RAW RECORDS:
--------------------

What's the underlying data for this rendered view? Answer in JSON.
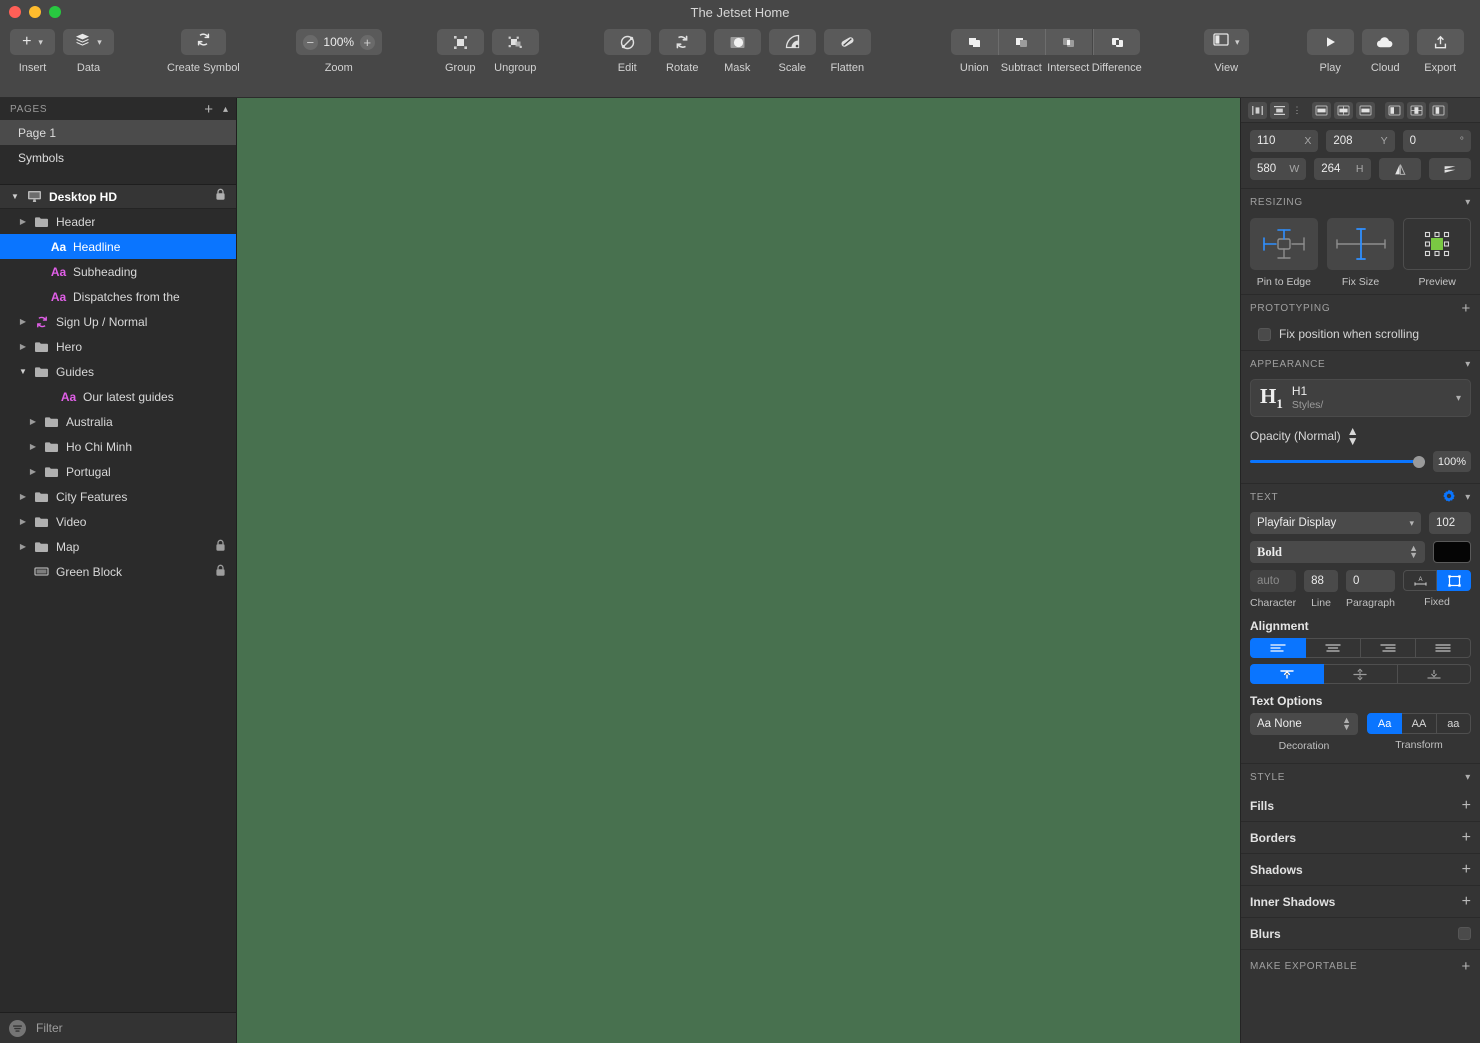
{
  "window": {
    "title": "The Jetset Home"
  },
  "toolbar": {
    "insert": {
      "label": "Insert",
      "icon": "plus-icon"
    },
    "data": {
      "label": "Data",
      "icon": "layers-icon"
    },
    "create_symbol": {
      "label": "Create Symbol",
      "icon": "symbol-icon"
    },
    "zoom": {
      "label": "Zoom",
      "value": "100%",
      "minus": "−",
      "plus": "+"
    },
    "group": {
      "label": "Group"
    },
    "ungroup": {
      "label": "Ungroup"
    },
    "edit": {
      "label": "Edit"
    },
    "rotate": {
      "label": "Rotate"
    },
    "mask": {
      "label": "Mask"
    },
    "scale": {
      "label": "Scale"
    },
    "flatten": {
      "label": "Flatten"
    },
    "union": {
      "label": "Union"
    },
    "subtract": {
      "label": "Subtract"
    },
    "intersect": {
      "label": "Intersect"
    },
    "difference": {
      "label": "Difference"
    },
    "view": {
      "label": "View"
    },
    "play": {
      "label": "Play"
    },
    "cloud": {
      "label": "Cloud"
    },
    "export": {
      "label": "Export"
    }
  },
  "sidebar": {
    "pages_header": "PAGES",
    "pages": [
      {
        "label": "Page 1",
        "selected": true
      },
      {
        "label": "Symbols",
        "selected": false
      }
    ],
    "artboard": {
      "label": "Desktop HD",
      "locked": true
    },
    "layers": [
      {
        "label": "Header",
        "type": "folder",
        "indent": 1,
        "arrow": "collapsed",
        "locked": false,
        "selected": false
      },
      {
        "label": "Headline",
        "type": "text",
        "indent": 2,
        "arrow": "none",
        "locked": false,
        "selected": true
      },
      {
        "label": "Subheading",
        "type": "text",
        "indent": 2,
        "arrow": "none",
        "locked": false,
        "selected": false
      },
      {
        "label": "Dispatches from the",
        "type": "text",
        "indent": 2,
        "arrow": "none",
        "locked": false,
        "selected": false
      },
      {
        "label": "Sign Up / Normal",
        "type": "symbol",
        "indent": 1,
        "arrow": "collapsed",
        "locked": false,
        "selected": false
      },
      {
        "label": "Hero",
        "type": "folder",
        "indent": 1,
        "arrow": "collapsed",
        "locked": false,
        "selected": false
      },
      {
        "label": "Guides",
        "type": "folder",
        "indent": 1,
        "arrow": "expanded",
        "locked": false,
        "selected": false
      },
      {
        "label": "Our latest guides",
        "type": "text",
        "indent": 2,
        "arrow": "none",
        "locked": false,
        "selected": false
      },
      {
        "label": "Australia",
        "type": "folder",
        "indent": 2,
        "arrow": "collapsed",
        "locked": false,
        "selected": false
      },
      {
        "label": "Ho Chi Minh",
        "type": "folder",
        "indent": 2,
        "arrow": "collapsed",
        "locked": false,
        "selected": false
      },
      {
        "label": "Portugal",
        "type": "folder",
        "indent": 2,
        "arrow": "collapsed",
        "locked": false,
        "selected": false
      },
      {
        "label": "City Features",
        "type": "folder",
        "indent": 1,
        "arrow": "collapsed",
        "locked": false,
        "selected": false
      },
      {
        "label": "Video",
        "type": "folder",
        "indent": 1,
        "arrow": "collapsed",
        "locked": false,
        "selected": false
      },
      {
        "label": "Map",
        "type": "folder",
        "indent": 1,
        "arrow": "collapsed",
        "locked": true,
        "selected": false
      },
      {
        "label": "Green Block",
        "type": "rect",
        "indent": 1,
        "arrow": "none",
        "locked": true,
        "selected": false
      }
    ],
    "filter_placeholder": "Filter"
  },
  "canvas": {
    "background": "#48714f"
  },
  "inspector": {
    "geometry": {
      "x": {
        "value": "110",
        "unit": "X"
      },
      "y": {
        "value": "208",
        "unit": "Y"
      },
      "rotation": {
        "value": "0",
        "unit": "°"
      },
      "w": {
        "value": "580",
        "unit": "W"
      },
      "h": {
        "value": "264",
        "unit": "H"
      }
    },
    "resizing": {
      "title": "RESIZING",
      "options": [
        {
          "label": "Pin to Edge",
          "active": true
        },
        {
          "label": "Fix Size",
          "active": true
        },
        {
          "label": "Preview",
          "active": false
        }
      ]
    },
    "prototyping": {
      "title": "PROTOTYPING",
      "fix_position_label": "Fix position when scrolling",
      "fix_position_checked": false
    },
    "appearance": {
      "title": "APPEARANCE",
      "style_glyph": "H1",
      "style_name": "H1",
      "style_path": "Styles/",
      "opacity_label": "Opacity (Normal)",
      "opacity_value": "100%"
    },
    "text": {
      "title": "TEXT",
      "font_family": "Playfair Display",
      "font_size": "102",
      "font_weight": "Bold",
      "color": "#000000",
      "character": "auto",
      "character_label": "Character",
      "line": "88",
      "line_label": "Line",
      "paragraph": "0",
      "paragraph_label": "Paragraph",
      "fixed_label": "Fixed",
      "alignment_title": "Alignment",
      "horizontal_active": "left",
      "vertical_active": "top",
      "options_title": "Text Options",
      "decoration_value": "Aa None",
      "decoration_label": "Decoration",
      "transform_label": "Transform",
      "transform_options": [
        {
          "label": "Aa",
          "active": true
        },
        {
          "label": "AA",
          "active": false
        },
        {
          "label": "aa",
          "active": false
        }
      ]
    },
    "style": {
      "title": "STYLE",
      "rows": [
        {
          "label": "Fills",
          "control": "plus"
        },
        {
          "label": "Borders",
          "control": "plus"
        },
        {
          "label": "Shadows",
          "control": "plus"
        },
        {
          "label": "Inner Shadows",
          "control": "plus"
        },
        {
          "label": "Blurs",
          "control": "checkbox"
        }
      ]
    },
    "make_exportable": {
      "title": "MAKE EXPORTABLE"
    }
  },
  "colors": {
    "accent": "#0a75ff",
    "canvas_green": "#48714f",
    "symbol_magenta": "#e15fe8"
  }
}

--------------------

Make an exact copy of the data above, pictures excluded.

What's the underlying data for this rendered view? Answer in JSON.
{
  "window": {
    "title": "The Jetset Home"
  },
  "toolbar": {
    "insert": {
      "label": "Insert",
      "icon": "plus-icon"
    },
    "data": {
      "label": "Data",
      "icon": "layers-icon"
    },
    "create_symbol": {
      "label": "Create Symbol",
      "icon": "symbol-icon"
    },
    "zoom": {
      "label": "Zoom",
      "value": "100%",
      "minus": "−",
      "plus": "+"
    },
    "group": {
      "label": "Group"
    },
    "ungroup": {
      "label": "Ungroup"
    },
    "edit": {
      "label": "Edit"
    },
    "rotate": {
      "label": "Rotate"
    },
    "mask": {
      "label": "Mask"
    },
    "scale": {
      "label": "Scale"
    },
    "flatten": {
      "label": "Flatten"
    },
    "union": {
      "label": "Union"
    },
    "subtract": {
      "label": "Subtract"
    },
    "intersect": {
      "label": "Intersect"
    },
    "difference": {
      "label": "Difference"
    },
    "view": {
      "label": "View"
    },
    "play": {
      "label": "Play"
    },
    "cloud": {
      "label": "Cloud"
    },
    "export": {
      "label": "Export"
    }
  },
  "sidebar": {
    "pages_header": "PAGES",
    "pages": [
      {
        "label": "Page 1",
        "selected": true
      },
      {
        "label": "Symbols",
        "selected": false
      }
    ],
    "artboard": {
      "label": "Desktop HD",
      "locked": true
    },
    "layers": [
      {
        "label": "Header",
        "type": "folder",
        "indent": 1,
        "arrow": "collapsed",
        "locked": false,
        "selected": false
      },
      {
        "label": "Headline",
        "type": "text",
        "indent": 2,
        "arrow": "none",
        "locked": false,
        "selected": true
      },
      {
        "label": "Subheading",
        "type": "text",
        "indent": 2,
        "arrow": "none",
        "locked": false,
        "selected": false
      },
      {
        "label": "Dispatches from the",
        "type": "text",
        "indent": 2,
        "arrow": "none",
        "locked": false,
        "selected": false
      },
      {
        "label": "Sign Up / Normal",
        "type": "symbol",
        "indent": 1,
        "arrow": "collapsed",
        "locked": false,
        "selected": false
      },
      {
        "label": "Hero",
        "type": "folder",
        "indent": 1,
        "arrow": "collapsed",
        "locked": false,
        "selected": false
      },
      {
        "label": "Guides",
        "type": "folder",
        "indent": 1,
        "arrow": "expanded",
        "locked": false,
        "selected": false
      },
      {
        "label": "Our latest guides",
        "type": "text",
        "indent": 2,
        "arrow": "none",
        "locked": false,
        "selected": false
      },
      {
        "label": "Australia",
        "type": "folder",
        "indent": 2,
        "arrow": "collapsed",
        "locked": false,
        "selected": false
      },
      {
        "label": "Ho Chi Minh",
        "type": "folder",
        "indent": 2,
        "arrow": "collapsed",
        "locked": false,
        "selected": false
      },
      {
        "label": "Portugal",
        "type": "folder",
        "indent": 2,
        "arrow": "collapsed",
        "locked": false,
        "selected": false
      },
      {
        "label": "City Features",
        "type": "folder",
        "indent": 1,
        "arrow": "collapsed",
        "locked": false,
        "selected": false
      },
      {
        "label": "Video",
        "type": "folder",
        "indent": 1,
        "arrow": "collapsed",
        "locked": false,
        "selected": false
      },
      {
        "label": "Map",
        "type": "folder",
        "indent": 1,
        "arrow": "collapsed",
        "locked": true,
        "selected": false
      },
      {
        "label": "Green Block",
        "type": "rect",
        "indent": 1,
        "arrow": "none",
        "locked": true,
        "selected": false
      }
    ],
    "filter_placeholder": "Filter"
  },
  "canvas": {
    "background": "#48714f"
  },
  "inspector": {
    "geometry": {
      "x": {
        "value": "110",
        "unit": "X"
      },
      "y": {
        "value": "208",
        "unit": "Y"
      },
      "rotation": {
        "value": "0",
        "unit": "°"
      },
      "w": {
        "value": "580",
        "unit": "W"
      },
      "h": {
        "value": "264",
        "unit": "H"
      }
    },
    "resizing": {
      "title": "RESIZING",
      "options": [
        {
          "label": "Pin to Edge",
          "active": true
        },
        {
          "label": "Fix Size",
          "active": true
        },
        {
          "label": "Preview",
          "active": false
        }
      ]
    },
    "prototyping": {
      "title": "PROTOTYPING",
      "fix_position_label": "Fix position when scrolling",
      "fix_position_checked": false
    },
    "appearance": {
      "title": "APPEARANCE",
      "style_glyph": "H1",
      "style_name": "H1",
      "style_path": "Styles/",
      "opacity_label": "Opacity (Normal)",
      "opacity_value": "100%"
    },
    "text": {
      "title": "TEXT",
      "font_family": "Playfair Display",
      "font_size": "102",
      "font_weight": "Bold",
      "color": "#000000",
      "character": "auto",
      "character_label": "Character",
      "line": "88",
      "line_label": "Line",
      "paragraph": "0",
      "paragraph_label": "Paragraph",
      "fixed_label": "Fixed",
      "alignment_title": "Alignment",
      "horizontal_active": "left",
      "vertical_active": "top",
      "options_title": "Text Options",
      "decoration_value": "Aa None",
      "decoration_label": "Decoration",
      "transform_label": "Transform",
      "transform_options": [
        {
          "label": "Aa",
          "active": true
        },
        {
          "label": "AA",
          "active": false
        },
        {
          "label": "aa",
          "active": false
        }
      ]
    },
    "style": {
      "title": "STYLE",
      "rows": [
        {
          "label": "Fills",
          "control": "plus"
        },
        {
          "label": "Borders",
          "control": "plus"
        },
        {
          "label": "Shadows",
          "control": "plus"
        },
        {
          "label": "Inner Shadows",
          "control": "plus"
        },
        {
          "label": "Blurs",
          "control": "checkbox"
        }
      ]
    },
    "make_exportable": {
      "title": "MAKE EXPORTABLE"
    }
  },
  "colors": {
    "accent": "#0a75ff",
    "canvas_green": "#48714f",
    "symbol_magenta": "#e15fe8"
  }
}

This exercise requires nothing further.